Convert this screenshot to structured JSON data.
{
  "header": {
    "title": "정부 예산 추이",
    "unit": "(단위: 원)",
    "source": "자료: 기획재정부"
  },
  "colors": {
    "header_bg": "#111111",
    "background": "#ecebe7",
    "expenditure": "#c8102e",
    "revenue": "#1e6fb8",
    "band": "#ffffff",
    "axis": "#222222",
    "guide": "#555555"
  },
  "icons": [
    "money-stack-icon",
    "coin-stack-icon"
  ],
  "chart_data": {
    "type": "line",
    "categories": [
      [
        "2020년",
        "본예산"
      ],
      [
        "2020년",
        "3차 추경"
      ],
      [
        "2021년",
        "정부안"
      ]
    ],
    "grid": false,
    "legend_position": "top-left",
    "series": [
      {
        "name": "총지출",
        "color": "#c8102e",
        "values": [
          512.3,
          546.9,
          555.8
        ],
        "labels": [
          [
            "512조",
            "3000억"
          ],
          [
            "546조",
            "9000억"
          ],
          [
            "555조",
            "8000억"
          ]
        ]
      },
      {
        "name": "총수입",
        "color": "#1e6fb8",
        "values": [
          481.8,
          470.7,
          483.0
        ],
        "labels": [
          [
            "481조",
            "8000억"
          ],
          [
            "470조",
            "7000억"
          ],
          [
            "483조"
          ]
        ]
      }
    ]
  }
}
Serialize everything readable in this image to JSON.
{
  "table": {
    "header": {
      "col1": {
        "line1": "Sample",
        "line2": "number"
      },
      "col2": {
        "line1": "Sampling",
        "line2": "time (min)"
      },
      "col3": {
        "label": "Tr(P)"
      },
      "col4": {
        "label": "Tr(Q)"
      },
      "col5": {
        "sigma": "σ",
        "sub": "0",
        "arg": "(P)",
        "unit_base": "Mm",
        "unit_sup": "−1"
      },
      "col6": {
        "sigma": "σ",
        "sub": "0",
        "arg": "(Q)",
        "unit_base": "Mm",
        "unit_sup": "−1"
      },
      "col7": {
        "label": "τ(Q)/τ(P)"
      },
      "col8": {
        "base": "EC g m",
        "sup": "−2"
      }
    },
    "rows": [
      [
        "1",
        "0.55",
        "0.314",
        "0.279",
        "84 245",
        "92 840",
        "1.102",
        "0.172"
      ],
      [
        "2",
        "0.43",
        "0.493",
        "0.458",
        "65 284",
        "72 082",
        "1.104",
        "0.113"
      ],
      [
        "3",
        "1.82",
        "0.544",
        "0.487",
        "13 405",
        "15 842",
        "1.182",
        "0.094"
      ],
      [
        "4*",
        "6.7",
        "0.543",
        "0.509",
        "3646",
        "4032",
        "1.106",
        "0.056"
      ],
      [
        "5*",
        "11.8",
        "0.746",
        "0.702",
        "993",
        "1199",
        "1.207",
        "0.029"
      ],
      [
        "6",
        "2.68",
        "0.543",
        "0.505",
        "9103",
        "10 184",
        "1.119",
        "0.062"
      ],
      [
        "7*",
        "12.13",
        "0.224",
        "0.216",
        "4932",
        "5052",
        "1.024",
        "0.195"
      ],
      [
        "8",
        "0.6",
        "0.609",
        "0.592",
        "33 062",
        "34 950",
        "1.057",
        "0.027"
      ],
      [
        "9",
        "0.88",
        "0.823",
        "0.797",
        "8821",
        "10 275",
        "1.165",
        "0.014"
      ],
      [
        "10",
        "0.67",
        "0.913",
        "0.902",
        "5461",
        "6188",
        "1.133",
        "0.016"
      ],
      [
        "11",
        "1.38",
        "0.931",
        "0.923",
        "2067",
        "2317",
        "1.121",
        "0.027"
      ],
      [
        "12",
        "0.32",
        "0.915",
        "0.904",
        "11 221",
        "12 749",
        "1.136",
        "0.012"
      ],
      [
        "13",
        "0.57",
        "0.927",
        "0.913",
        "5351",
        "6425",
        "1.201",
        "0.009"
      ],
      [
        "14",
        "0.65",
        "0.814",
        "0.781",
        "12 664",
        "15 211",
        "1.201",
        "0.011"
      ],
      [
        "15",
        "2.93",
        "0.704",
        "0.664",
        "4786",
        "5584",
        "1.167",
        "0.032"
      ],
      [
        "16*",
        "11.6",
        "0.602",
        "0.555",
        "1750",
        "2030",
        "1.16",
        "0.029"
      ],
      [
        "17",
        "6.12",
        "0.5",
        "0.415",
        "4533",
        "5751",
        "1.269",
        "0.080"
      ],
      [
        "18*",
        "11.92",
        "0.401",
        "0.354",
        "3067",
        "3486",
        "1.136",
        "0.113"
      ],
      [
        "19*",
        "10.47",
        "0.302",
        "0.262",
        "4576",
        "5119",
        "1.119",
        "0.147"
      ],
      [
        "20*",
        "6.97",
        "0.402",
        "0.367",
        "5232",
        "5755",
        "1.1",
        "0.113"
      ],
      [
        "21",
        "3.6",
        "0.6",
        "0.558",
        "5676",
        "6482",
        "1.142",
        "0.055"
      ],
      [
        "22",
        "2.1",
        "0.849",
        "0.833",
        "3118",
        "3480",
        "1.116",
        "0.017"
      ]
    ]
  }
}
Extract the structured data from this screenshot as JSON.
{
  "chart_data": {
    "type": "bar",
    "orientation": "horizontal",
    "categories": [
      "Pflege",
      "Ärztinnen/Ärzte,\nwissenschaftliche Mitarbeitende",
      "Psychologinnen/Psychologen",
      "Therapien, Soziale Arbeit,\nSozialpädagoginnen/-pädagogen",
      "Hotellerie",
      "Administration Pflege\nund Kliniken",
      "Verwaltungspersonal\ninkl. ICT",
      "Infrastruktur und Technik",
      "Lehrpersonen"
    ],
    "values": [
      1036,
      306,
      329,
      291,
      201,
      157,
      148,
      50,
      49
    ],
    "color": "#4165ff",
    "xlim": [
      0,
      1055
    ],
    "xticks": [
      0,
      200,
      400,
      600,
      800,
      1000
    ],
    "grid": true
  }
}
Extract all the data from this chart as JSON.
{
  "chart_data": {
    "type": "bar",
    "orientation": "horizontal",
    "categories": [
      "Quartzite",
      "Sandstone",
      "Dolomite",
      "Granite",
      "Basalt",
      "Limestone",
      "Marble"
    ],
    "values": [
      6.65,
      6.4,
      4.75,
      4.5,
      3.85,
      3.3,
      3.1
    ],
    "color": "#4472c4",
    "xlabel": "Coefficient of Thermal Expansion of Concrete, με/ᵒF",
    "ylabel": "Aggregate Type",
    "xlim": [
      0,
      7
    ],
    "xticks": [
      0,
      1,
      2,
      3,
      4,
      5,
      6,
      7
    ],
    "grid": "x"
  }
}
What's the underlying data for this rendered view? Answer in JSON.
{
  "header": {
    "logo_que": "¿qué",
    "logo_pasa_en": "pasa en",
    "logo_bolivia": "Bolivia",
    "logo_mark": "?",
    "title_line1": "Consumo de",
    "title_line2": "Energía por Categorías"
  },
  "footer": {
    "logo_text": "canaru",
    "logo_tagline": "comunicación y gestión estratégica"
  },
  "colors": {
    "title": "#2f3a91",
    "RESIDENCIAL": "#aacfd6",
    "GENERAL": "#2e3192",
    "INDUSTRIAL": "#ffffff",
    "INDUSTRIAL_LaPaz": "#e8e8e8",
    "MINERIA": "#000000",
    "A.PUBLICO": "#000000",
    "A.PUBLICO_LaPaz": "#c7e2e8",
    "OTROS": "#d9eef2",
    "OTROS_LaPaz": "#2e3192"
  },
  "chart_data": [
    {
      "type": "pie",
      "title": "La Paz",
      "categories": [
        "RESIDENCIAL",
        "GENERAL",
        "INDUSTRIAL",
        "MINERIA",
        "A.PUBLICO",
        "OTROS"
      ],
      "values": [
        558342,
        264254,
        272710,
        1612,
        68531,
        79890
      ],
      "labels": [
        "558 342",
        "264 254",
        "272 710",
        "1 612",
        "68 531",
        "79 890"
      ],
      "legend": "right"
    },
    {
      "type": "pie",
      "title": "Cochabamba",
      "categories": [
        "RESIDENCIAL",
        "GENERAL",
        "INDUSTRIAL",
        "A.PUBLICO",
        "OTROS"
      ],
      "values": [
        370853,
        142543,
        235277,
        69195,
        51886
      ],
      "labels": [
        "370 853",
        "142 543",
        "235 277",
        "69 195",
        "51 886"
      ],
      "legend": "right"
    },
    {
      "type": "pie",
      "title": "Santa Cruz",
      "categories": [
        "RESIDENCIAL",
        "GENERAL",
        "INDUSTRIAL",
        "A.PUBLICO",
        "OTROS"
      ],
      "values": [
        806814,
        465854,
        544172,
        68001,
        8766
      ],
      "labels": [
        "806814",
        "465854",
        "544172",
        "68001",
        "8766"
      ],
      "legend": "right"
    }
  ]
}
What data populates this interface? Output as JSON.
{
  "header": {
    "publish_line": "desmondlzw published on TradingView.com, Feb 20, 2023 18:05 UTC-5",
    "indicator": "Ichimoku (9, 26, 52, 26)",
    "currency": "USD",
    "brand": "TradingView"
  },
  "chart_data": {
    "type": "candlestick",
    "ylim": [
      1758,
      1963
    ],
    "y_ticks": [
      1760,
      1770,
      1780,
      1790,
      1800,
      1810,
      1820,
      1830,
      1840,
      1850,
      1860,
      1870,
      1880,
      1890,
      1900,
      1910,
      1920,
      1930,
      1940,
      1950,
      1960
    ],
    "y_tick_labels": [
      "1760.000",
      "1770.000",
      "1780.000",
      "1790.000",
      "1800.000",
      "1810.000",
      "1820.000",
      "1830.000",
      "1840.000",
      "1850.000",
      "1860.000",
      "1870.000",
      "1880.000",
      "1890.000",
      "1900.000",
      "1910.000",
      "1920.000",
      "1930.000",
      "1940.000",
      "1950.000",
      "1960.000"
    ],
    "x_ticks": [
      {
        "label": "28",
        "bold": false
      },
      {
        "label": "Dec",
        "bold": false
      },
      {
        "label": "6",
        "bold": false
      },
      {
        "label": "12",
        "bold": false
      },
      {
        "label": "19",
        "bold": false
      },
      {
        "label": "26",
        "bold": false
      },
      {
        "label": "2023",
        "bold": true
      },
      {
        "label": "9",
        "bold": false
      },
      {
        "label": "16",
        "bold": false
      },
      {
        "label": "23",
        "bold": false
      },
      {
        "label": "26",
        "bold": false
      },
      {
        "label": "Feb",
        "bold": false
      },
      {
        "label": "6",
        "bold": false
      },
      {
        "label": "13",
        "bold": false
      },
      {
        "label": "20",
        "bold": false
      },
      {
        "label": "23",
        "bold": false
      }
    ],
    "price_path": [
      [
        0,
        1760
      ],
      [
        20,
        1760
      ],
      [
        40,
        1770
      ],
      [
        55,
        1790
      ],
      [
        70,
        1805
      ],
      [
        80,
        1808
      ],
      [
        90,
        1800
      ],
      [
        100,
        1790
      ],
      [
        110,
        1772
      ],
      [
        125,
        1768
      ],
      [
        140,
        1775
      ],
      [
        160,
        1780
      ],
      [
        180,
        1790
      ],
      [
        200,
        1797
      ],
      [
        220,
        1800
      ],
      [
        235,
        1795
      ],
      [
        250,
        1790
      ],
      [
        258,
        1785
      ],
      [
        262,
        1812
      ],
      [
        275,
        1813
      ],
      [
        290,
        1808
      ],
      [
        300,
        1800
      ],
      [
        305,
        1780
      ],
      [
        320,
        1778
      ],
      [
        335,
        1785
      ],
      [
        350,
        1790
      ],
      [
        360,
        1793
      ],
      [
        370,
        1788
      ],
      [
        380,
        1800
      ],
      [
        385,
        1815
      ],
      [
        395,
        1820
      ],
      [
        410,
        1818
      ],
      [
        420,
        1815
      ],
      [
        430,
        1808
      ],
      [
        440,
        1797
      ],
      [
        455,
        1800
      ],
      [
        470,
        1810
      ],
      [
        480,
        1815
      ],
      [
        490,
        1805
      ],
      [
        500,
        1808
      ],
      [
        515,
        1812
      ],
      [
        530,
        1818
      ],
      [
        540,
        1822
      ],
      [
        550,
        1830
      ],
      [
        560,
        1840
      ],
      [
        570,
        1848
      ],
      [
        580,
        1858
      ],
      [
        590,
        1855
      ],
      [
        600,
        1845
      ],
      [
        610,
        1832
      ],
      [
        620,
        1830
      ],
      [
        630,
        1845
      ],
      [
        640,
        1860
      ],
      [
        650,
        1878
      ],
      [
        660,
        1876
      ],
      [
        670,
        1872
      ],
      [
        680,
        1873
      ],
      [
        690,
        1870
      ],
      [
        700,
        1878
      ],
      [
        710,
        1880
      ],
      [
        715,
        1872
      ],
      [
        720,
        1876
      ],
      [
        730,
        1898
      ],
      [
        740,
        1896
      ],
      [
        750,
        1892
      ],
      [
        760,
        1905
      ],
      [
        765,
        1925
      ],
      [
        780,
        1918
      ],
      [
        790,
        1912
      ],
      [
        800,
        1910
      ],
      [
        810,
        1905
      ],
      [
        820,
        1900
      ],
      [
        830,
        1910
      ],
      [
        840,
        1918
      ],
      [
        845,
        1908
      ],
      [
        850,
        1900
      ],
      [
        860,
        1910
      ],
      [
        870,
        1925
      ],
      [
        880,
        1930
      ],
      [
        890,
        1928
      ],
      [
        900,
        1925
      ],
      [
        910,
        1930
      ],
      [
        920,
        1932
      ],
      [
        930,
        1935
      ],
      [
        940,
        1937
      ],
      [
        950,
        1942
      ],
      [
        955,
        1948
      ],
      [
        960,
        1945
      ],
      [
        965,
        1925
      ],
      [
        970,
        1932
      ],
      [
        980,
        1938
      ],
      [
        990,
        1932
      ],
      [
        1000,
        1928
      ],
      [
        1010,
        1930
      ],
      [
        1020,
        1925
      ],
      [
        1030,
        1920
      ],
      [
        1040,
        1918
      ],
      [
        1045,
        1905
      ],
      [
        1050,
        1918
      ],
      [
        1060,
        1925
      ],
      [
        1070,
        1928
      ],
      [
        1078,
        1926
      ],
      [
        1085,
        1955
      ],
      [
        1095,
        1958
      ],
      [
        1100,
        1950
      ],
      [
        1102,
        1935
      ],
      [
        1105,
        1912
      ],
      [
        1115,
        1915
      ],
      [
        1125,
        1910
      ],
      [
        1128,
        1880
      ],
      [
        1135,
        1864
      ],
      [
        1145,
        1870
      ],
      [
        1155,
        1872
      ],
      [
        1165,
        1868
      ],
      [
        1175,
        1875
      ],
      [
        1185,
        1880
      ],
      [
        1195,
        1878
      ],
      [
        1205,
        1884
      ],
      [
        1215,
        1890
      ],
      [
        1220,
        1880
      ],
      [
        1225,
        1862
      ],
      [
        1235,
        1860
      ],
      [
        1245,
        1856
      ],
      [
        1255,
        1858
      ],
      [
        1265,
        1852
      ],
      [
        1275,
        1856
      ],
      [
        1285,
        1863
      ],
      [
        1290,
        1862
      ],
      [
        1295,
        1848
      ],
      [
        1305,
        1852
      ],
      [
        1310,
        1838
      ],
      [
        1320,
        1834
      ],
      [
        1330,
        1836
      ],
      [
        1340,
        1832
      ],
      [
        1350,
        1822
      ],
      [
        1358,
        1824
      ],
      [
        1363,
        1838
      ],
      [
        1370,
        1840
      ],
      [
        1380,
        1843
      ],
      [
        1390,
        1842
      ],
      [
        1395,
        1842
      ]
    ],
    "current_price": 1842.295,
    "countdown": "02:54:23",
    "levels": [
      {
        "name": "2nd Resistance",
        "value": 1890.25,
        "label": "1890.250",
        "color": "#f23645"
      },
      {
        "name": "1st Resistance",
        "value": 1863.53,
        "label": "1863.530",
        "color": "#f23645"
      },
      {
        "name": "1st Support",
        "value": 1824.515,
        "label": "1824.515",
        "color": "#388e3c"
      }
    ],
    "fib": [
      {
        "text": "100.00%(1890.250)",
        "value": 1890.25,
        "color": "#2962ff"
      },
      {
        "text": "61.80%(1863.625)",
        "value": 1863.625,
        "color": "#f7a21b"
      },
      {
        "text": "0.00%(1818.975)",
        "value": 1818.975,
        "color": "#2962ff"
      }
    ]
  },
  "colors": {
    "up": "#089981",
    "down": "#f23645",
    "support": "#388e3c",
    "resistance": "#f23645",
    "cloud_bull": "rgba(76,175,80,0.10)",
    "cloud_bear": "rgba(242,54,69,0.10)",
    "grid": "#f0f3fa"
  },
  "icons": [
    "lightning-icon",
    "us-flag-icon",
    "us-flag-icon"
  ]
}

#####

TASK ->
Search the lines above for the string "screenshot", then show every one that has it.

RESULT OF THIS TASK ->
Convert this screenshot to structured JSON data.
Extract the structured data from this screenshot as JSON.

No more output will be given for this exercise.